__YOUR GOAL__: Lay out all the rows below as a Markdown table with two columns, Index for the row number and Entry for the line, leaving out any blank lines.
===== EXERCISE INPUT =====
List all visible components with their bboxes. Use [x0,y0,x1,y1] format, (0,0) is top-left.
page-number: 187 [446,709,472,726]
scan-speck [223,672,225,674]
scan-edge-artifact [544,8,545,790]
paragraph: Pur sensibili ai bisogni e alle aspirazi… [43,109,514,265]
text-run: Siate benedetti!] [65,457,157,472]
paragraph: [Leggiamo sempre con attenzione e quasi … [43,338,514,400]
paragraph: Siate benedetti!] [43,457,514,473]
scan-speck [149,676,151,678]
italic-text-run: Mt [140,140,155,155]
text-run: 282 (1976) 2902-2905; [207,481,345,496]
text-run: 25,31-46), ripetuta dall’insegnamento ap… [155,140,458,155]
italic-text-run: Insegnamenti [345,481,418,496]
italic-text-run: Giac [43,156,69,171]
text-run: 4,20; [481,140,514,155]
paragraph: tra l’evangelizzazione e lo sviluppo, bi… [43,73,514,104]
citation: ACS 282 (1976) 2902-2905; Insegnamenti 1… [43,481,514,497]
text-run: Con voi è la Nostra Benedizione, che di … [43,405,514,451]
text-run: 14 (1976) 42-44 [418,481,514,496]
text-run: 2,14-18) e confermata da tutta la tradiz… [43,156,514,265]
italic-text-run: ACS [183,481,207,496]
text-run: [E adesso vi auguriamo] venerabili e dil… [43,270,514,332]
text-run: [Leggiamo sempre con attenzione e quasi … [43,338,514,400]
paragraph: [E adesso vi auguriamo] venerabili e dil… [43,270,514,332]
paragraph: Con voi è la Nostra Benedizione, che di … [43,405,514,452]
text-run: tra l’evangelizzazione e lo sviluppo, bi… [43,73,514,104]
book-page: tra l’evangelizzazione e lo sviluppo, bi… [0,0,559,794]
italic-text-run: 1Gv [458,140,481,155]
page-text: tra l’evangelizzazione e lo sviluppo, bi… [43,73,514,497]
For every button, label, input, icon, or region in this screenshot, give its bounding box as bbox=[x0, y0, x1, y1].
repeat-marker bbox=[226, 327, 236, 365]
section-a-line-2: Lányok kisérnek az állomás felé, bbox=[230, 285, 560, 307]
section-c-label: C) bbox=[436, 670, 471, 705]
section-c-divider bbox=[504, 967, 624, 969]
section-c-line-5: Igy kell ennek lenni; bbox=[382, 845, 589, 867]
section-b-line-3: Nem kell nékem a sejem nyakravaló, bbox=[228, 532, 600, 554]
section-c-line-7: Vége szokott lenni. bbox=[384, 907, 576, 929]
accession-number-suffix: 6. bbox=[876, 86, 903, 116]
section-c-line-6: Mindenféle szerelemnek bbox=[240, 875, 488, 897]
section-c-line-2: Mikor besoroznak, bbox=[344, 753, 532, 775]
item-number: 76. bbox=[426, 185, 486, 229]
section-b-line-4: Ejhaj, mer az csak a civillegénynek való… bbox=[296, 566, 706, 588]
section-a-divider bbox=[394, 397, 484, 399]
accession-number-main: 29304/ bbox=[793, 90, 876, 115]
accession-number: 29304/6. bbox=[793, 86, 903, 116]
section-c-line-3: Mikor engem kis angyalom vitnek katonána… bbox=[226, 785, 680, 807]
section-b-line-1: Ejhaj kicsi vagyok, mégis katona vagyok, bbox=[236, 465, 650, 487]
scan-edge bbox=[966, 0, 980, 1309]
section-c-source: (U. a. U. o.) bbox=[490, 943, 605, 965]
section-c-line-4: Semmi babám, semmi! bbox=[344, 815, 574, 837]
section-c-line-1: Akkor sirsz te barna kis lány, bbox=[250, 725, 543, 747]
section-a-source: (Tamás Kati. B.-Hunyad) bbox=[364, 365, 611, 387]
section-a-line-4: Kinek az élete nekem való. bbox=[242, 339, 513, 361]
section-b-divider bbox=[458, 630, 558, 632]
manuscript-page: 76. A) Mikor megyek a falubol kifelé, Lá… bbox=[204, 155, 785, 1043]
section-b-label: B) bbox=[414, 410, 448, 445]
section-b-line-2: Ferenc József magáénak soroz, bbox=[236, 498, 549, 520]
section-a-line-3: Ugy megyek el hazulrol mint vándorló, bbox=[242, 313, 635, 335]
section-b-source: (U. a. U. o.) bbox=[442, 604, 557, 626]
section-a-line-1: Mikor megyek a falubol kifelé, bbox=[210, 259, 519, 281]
=====
__COMPLETE RESPONSE__:
| Index | Entry |
|---|---|
| 1 | List all visible components with their bboxes. Use [x0,y0,x1,y1] format, (0,0) is top-left. |
| 2 | page-number: 187 [446,709,472,726] |
| 3 | scan-speck [223,672,225,674] |
| 4 | scan-edge-artifact [544,8,545,790] |
| 5 | paragraph: Pur sensibili ai bisogni e alle aspirazi… [43,109,514,265] |
| 6 | text-run: Siate benedetti!] [65,457,157,472] |
| 7 | paragraph: [Leggiamo sempre con attenzione e quasi … [43,338,514,400] |
| 8 | paragraph: Siate benedetti!] [43,457,514,473] |
| 9 | scan-speck [149,676,151,678] |
| 10 | italic-text-run: Mt [140,140,155,155] |
| 11 | text-run: 282 (1976) 2902-2905; [207,481,345,496] |
| 12 | text-run: 25,31-46), ripetuta dall’insegnamento ap… [155,140,458,155] |
| 13 | italic-text-run: Insegnamenti [345,481,418,496] |
| 14 | italic-text-run: Giac [43,156,69,171] |
| 15 | text-run: 4,20; [481,140,514,155] |
| 16 | paragraph: tra l’evangelizzazione e lo sviluppo, bi… [43,73,514,104] |
| 17 | citation: ACS 282 (1976) 2902-2905; Insegnamenti 1… [43,481,514,497] |
| 18 | text-run: Con voi è la Nostra Benedizione, che di … [43,405,514,451] |
| 19 | text-run: 14 (1976) 42-44 [418,481,514,496] |
| 20 | text-run: 2,14-18) e confermata da tutta la tradiz… [43,156,514,265] |
| 21 | italic-text-run: ACS [183,481,207,496] |
| 22 | text-run: [E adesso vi auguriamo] venerabili e dil… [43,270,514,332] |
| 23 | text-run: [Leggiamo sempre con attenzione e quasi … [43,338,514,400] |
| 24 | paragraph: [E adesso vi auguriamo] venerabili e dil… [43,270,514,332] |
| 25 | paragraph: Con voi è la Nostra Benedizione, che di … [43,405,514,452] |
| 26 | text-run: tra l’evangelizzazione e lo sviluppo, bi… [43,73,514,104] |
| 27 | book-page: tra l’evangelizzazione e lo sviluppo, bi… [0,0,559,794] |
| 28 | italic-text-run: 1Gv [458,140,481,155] |
| 29 | page-text: tra l’evangelizzazione e lo sviluppo, bi… [43,73,514,497] |
| 30 | For every button, label, input, icon, or region in this screenshot, give its bounding box as bbox=[x0, y0, x1, y1]. |
| 31 | repeat-marker bbox=[226, 327, 236, 365] |
| 32 | section-a-line-2: Lányok kisérnek az állomás felé, bbox=[230, 285, 560, 307] |
| 33 | section-c-label: C) bbox=[436, 670, 471, 705] |
| 34 | section-c-divider bbox=[504, 967, 624, 969] |
| 35 | section-c-line-5: Igy kell ennek lenni; bbox=[382, 845, 589, 867] |
| 36 | section-b-line-3: Nem kell nékem a sejem nyakravaló, bbox=[228, 532, 600, 554] |
| 37 | section-c-line-7: Vége szokott lenni. bbox=[384, 907, 576, 929] |
| 38 | accession-number-suffix: 6. bbox=[876, 86, 903, 116] |
| 39 | section-c-line-6: Mindenféle szerelemnek bbox=[240, 875, 488, 897] |
| 40 | section-c-line-2: Mikor besoroznak, bbox=[344, 753, 532, 775] |
| 41 | item-number: 76. bbox=[426, 185, 486, 229] |
| 42 | section-b-line-4: Ejhaj, mer az csak a civillegénynek való… bbox=[296, 566, 706, 588] |
| 43 | section-a-divider bbox=[394, 397, 484, 399] |
| 44 | accession-number-main: 29304/ bbox=[793, 90, 876, 115] |
| 45 | accession-number: 29304/6. bbox=[793, 86, 903, 116] |
| 46 | section-c-line-3: Mikor engem kis angyalom vitnek katonána… bbox=[226, 785, 680, 807] |
| 47 | section-b-line-1: Ejhaj kicsi vagyok, mégis katona vagyok, bbox=[236, 465, 650, 487] |
| 48 | scan-edge bbox=[966, 0, 980, 1309] |
| 49 | section-c-source: (U. a. U. o.) bbox=[490, 943, 605, 965] |
| 50 | section-c-line-4: Semmi babám, semmi! bbox=[344, 815, 574, 837] |
| 51 | section-c-line-1: Akkor sirsz te barna kis lány, bbox=[250, 725, 543, 747] |
| 52 | section-a-source: (Tamás Kati. B.-Hunyad) bbox=[364, 365, 611, 387] |
| 53 | section-a-line-4: Kinek az élete nekem való. bbox=[242, 339, 513, 361] |
| 54 | section-b-divider bbox=[458, 630, 558, 632] |
| 55 | manuscript-page: 76. A) Mikor megyek a falubol kifelé, Lá… bbox=[204, 155, 785, 1043] |
| 56 | section-b-label: B) bbox=[414, 410, 448, 445] |
| 57 | section-b-line-2: Ferenc József magáénak soroz, bbox=[236, 498, 549, 520] |
| 58 | section-a-line-3: Ugy megyek el hazulrol mint vándorló, bbox=[242, 313, 635, 335] |
| 59 | section-b-source: (U. a. U. o.) bbox=[442, 604, 557, 626] |
| 60 | section-a-line-1: Mikor megyek a falubol kifelé, bbox=[210, 259, 519, 281] |